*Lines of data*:
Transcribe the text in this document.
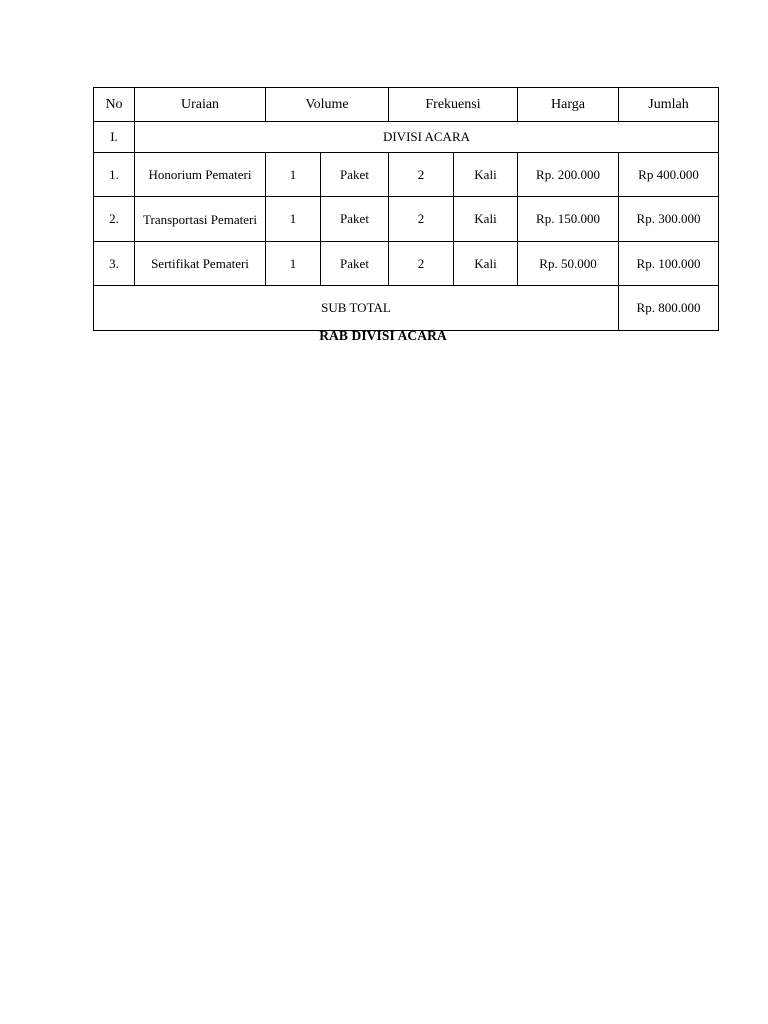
No	Uraian	Volume		Frekuensi		Harga	Jumlah
I.	DIVISI ACARA						
1.	Honorium Pemateri	1	Paket	2	Kali	Rp. 200.000	Rp 400.000
2.	Transportasi Pemateri	1	Paket	2	Kali	Rp. 150.000	Rp. 300.000
3.	Sertifikat Pemateri	1	Paket	2	Kali	Rp. 50.000	Rp. 100.000
SUB TOTAL							Rp. 800.000
RAB DIVISI ACARA
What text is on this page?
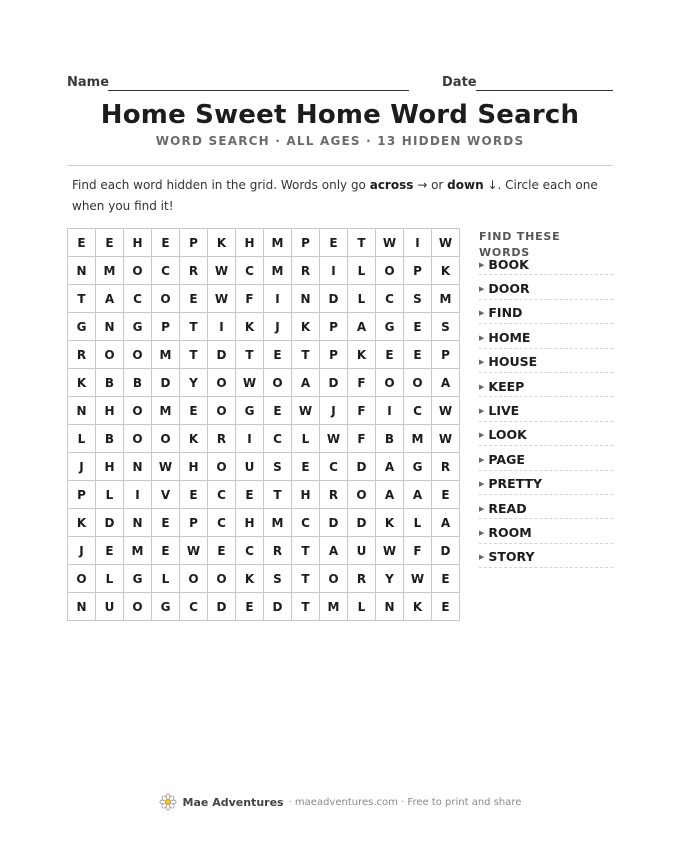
Name	Date
Home Sweet Home Word Search
WORD SEARCH · ALL AGES · 13 HIDDEN WORDS
Find each word hidden in the grid. Words only go across → or down ↓. Circle each one when you find it!
E	E	H	E	P	K	H	M	P	E	T	W	I	W
N	M	O	C	R	W	C	M	R	I	L	O	P	K
T	A	C	O	E	W	F	I	N	D	L	C	S	M
G	N	G	P	T	I	K	J	K	P	A	G	E	S
R	O	O	M	T	D	T	E	T	P	K	E	E	P
K	B	B	D	Y	O	W	O	A	D	F	O	O	A
N	H	O	M	E	O	G	E	W	J	F	I	C	W
L	B	O	O	K	R	I	C	L	W	F	B	M	W
J	H	N	W	H	O	U	S	E	C	D	A	G	R
P	L	I	V	E	C	E	T	H	R	O	A	A	E
K	D	N	E	P	C	H	M	C	D	D	K	L	A
J	E	M	E	W	E	C	R	T	A	U	W	F	D
O	L	G	L	O	O	K	S	T	O	R	Y	W	E
N	U	O	G	C	D	E	D	T	M	L	N	K	E
FIND THESE WORDS
▶ BOOK
▶ DOOR
▶ FIND
▶ HOME
▶ HOUSE
▶ KEEP
▶ LIVE
▶ LOOK
▶ PAGE
▶ PRETTY
▶ READ
▶ ROOM
▶ STORY
Mae Adventures · maeadventures.com · Free to print and share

*Exercise goal*: Strip out the pictures and quote the remaining data word for word.

*Reply*:
Transcribe the text in this document.
No	Uraian	Volume		Frekuensi		Harga	Jumlah
I.	DIVISI ACARA						
1.	Honorium Pemateri	1	Paket	2	Kali	Rp. 200.000	Rp 400.000
2.	Transportasi Pemateri	1	Paket	2	Kali	Rp. 150.000	Rp. 300.000
3.	Sertifikat Pemateri	1	Paket	2	Kali	Rp. 50.000	Rp. 100.000
SUB TOTAL							Rp. 800.000
RAB DIVISI ACARA
What text is on this page?
Name	Date
Home Sweet Home Word Search
WORD SEARCH · ALL AGES · 13 HIDDEN WORDS
Find each word hidden in the grid. Words only go across → or down ↓. Circle each one when you find it!
E	E	H	E	P	K	H	M	P	E	T	W	I	W
N	M	O	C	R	W	C	M	R	I	L	O	P	K
T	A	C	O	E	W	F	I	N	D	L	C	S	M
G	N	G	P	T	I	K	J	K	P	A	G	E	S
R	O	O	M	T	D	T	E	T	P	K	E	E	P
K	B	B	D	Y	O	W	O	A	D	F	O	O	A
N	H	O	M	E	O	G	E	W	J	F	I	C	W
L	B	O	O	K	R	I	C	L	W	F	B	M	W
J	H	N	W	H	O	U	S	E	C	D	A	G	R
P	L	I	V	E	C	E	T	H	R	O	A	A	E
K	D	N	E	P	C	H	M	C	D	D	K	L	A
J	E	M	E	W	E	C	R	T	A	U	W	F	D
O	L	G	L	O	O	K	S	T	O	R	Y	W	E
N	U	O	G	C	D	E	D	T	M	L	N	K	E
FIND THESE WORDS
▶ BOOK
▶ DOOR
▶ FIND
▶ HOME
▶ HOUSE
▶ KEEP
▶ LIVE
▶ LOOK
▶ PAGE
▶ PRETTY
▶ READ
▶ ROOM
▶ STORY
Mae Adventures · maeadventures.com · Free to print and share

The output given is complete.